▶ AIM OF THE TASK:
Take from the listing each line that has the string "ημέρες".

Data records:
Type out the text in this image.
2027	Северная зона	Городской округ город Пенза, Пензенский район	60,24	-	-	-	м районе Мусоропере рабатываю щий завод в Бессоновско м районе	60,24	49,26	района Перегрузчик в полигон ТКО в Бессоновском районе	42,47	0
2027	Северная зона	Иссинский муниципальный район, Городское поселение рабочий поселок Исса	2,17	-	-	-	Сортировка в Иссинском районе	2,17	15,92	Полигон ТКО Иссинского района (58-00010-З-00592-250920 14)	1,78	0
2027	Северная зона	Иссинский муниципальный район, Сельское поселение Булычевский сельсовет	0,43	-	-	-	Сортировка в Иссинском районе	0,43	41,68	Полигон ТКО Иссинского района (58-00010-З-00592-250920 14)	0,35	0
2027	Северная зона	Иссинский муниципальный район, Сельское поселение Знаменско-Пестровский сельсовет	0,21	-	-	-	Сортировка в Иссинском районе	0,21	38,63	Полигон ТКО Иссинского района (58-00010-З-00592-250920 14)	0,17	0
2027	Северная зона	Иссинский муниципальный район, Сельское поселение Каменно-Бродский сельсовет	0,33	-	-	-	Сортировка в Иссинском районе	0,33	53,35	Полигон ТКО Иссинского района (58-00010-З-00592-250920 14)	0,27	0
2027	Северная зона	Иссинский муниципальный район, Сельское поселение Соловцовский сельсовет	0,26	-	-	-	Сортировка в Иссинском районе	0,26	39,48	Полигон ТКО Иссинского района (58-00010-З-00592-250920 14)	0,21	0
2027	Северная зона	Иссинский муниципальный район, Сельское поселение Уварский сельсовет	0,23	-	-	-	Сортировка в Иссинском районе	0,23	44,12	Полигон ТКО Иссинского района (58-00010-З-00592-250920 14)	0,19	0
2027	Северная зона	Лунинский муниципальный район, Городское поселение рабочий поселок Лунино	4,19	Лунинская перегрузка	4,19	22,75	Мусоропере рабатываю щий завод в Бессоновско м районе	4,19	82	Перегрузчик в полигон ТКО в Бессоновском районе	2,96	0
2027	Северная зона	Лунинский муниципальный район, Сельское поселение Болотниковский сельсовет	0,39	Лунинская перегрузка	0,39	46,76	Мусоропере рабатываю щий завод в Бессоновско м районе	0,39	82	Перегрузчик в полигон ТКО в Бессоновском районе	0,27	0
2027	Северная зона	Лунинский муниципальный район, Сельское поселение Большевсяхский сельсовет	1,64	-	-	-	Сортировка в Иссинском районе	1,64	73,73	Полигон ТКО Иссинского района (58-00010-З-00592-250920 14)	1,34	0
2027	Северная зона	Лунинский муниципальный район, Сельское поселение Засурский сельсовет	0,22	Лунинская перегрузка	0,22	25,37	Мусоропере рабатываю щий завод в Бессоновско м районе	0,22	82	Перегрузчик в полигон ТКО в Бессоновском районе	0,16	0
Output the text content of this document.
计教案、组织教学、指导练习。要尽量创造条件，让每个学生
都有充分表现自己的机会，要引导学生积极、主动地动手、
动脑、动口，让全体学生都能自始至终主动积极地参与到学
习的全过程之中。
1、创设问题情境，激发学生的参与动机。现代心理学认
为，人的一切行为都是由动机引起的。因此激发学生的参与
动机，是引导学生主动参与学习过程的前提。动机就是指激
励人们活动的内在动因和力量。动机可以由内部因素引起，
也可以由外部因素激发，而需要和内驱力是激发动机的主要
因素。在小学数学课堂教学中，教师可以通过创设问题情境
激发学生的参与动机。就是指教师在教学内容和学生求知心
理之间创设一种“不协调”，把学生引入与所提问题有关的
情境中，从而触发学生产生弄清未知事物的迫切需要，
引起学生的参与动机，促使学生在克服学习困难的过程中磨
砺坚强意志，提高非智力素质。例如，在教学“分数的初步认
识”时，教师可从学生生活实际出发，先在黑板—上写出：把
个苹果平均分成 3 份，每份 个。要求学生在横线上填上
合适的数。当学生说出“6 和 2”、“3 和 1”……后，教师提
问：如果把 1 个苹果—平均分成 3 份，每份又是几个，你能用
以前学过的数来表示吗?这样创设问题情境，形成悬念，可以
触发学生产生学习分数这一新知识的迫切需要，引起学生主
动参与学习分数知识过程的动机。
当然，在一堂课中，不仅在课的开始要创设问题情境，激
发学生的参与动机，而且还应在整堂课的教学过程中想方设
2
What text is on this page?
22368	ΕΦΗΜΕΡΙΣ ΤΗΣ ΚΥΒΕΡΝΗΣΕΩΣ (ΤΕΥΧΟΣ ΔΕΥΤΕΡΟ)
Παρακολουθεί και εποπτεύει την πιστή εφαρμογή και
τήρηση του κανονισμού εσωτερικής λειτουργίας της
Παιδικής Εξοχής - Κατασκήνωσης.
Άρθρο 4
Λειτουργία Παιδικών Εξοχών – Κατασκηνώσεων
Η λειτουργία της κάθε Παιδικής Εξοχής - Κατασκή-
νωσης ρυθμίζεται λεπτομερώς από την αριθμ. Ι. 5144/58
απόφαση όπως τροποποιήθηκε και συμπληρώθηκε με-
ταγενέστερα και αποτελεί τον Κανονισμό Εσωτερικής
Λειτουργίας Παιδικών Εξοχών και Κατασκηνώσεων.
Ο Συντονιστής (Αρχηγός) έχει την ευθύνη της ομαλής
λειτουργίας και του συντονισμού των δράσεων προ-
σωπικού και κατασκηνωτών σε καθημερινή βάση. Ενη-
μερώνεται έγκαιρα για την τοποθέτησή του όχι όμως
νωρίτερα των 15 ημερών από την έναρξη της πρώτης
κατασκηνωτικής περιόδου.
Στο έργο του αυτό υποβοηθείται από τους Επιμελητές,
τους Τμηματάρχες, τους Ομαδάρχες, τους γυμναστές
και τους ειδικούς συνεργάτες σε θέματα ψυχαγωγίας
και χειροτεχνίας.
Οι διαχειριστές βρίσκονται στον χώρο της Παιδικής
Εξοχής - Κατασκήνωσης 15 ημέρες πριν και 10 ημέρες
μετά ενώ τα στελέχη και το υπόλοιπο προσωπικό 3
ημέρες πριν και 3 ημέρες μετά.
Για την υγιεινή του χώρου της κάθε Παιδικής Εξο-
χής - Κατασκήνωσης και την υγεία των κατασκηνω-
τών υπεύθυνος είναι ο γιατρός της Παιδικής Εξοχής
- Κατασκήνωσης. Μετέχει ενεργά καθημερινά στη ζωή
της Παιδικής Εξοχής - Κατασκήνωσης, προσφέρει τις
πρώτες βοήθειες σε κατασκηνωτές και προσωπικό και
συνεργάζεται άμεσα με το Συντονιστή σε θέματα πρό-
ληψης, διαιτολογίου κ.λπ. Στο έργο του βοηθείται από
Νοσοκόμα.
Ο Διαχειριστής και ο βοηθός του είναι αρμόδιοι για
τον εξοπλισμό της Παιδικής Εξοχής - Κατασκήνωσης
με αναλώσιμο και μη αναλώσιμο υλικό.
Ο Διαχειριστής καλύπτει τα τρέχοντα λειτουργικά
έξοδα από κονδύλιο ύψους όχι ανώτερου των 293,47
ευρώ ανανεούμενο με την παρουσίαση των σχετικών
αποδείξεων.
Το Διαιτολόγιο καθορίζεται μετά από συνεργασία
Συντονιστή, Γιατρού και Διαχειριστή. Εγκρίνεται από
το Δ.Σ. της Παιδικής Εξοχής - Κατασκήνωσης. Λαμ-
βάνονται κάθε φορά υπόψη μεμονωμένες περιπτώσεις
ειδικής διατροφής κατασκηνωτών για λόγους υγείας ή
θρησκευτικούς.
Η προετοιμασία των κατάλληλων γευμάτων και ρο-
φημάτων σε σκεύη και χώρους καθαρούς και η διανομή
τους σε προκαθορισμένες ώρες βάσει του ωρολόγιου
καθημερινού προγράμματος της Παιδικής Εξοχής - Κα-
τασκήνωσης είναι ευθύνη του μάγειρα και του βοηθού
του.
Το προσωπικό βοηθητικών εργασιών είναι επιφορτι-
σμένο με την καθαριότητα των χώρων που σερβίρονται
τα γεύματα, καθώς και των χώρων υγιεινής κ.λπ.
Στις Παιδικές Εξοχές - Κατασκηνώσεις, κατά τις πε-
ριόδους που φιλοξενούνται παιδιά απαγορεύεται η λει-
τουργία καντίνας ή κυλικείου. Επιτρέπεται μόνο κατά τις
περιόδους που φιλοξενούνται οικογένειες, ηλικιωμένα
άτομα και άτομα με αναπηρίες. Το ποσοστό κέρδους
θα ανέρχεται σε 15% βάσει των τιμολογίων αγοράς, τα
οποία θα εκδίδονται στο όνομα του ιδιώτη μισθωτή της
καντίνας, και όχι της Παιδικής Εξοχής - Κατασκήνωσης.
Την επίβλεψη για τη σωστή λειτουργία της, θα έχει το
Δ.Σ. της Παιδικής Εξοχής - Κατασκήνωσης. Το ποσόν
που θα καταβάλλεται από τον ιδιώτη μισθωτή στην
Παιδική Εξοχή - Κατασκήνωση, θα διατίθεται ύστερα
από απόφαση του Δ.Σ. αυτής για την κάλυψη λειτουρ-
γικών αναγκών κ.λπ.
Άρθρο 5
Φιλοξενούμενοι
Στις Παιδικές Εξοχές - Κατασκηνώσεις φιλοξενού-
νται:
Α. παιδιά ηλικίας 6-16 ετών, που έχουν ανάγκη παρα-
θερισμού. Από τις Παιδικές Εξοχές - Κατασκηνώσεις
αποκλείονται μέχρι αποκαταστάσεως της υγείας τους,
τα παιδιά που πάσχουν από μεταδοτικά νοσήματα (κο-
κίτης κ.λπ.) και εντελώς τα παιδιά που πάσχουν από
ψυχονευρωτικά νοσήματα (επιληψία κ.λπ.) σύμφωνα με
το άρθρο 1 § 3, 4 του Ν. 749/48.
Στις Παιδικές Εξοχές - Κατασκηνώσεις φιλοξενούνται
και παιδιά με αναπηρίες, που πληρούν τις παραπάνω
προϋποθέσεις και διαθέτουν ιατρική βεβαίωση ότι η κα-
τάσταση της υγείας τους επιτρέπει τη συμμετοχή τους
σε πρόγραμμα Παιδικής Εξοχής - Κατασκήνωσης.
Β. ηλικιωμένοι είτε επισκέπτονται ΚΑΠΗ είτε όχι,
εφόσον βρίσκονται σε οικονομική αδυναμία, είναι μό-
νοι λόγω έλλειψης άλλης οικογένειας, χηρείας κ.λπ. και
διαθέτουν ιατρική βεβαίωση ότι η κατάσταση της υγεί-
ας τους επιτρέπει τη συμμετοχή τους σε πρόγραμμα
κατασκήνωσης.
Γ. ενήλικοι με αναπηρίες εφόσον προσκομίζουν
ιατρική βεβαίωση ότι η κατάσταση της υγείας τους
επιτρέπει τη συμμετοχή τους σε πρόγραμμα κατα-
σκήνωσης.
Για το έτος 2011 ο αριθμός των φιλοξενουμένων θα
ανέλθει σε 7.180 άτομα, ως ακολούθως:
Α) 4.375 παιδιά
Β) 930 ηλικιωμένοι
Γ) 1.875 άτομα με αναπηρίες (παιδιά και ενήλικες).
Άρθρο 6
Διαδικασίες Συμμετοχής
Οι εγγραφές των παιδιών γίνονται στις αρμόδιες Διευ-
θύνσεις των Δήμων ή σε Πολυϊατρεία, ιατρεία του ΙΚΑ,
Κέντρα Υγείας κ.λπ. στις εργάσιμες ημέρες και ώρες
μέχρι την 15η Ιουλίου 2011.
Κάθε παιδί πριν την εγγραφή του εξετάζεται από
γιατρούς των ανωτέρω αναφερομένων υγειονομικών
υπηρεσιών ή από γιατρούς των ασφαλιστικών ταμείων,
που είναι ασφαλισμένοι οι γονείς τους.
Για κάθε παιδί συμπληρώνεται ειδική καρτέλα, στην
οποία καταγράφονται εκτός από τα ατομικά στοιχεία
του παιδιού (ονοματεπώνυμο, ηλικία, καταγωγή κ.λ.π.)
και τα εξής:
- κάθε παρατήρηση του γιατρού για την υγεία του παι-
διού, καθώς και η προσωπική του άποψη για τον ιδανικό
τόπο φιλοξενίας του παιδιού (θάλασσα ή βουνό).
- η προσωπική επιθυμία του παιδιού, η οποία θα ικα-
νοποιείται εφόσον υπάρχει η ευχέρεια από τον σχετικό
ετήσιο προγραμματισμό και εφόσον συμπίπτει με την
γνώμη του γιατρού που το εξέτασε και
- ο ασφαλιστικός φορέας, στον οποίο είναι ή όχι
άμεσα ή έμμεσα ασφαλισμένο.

▶ EXERCISE RESPONSE:
Εξοχής - Κατασκήνωσης 15 ημέρες πριν και 10 ημέρες
ημέρες πριν και 3 ημέρες μετά.
Κέντρα Υγείας κ.λπ. στις εργάσιμες ημέρες και ώρες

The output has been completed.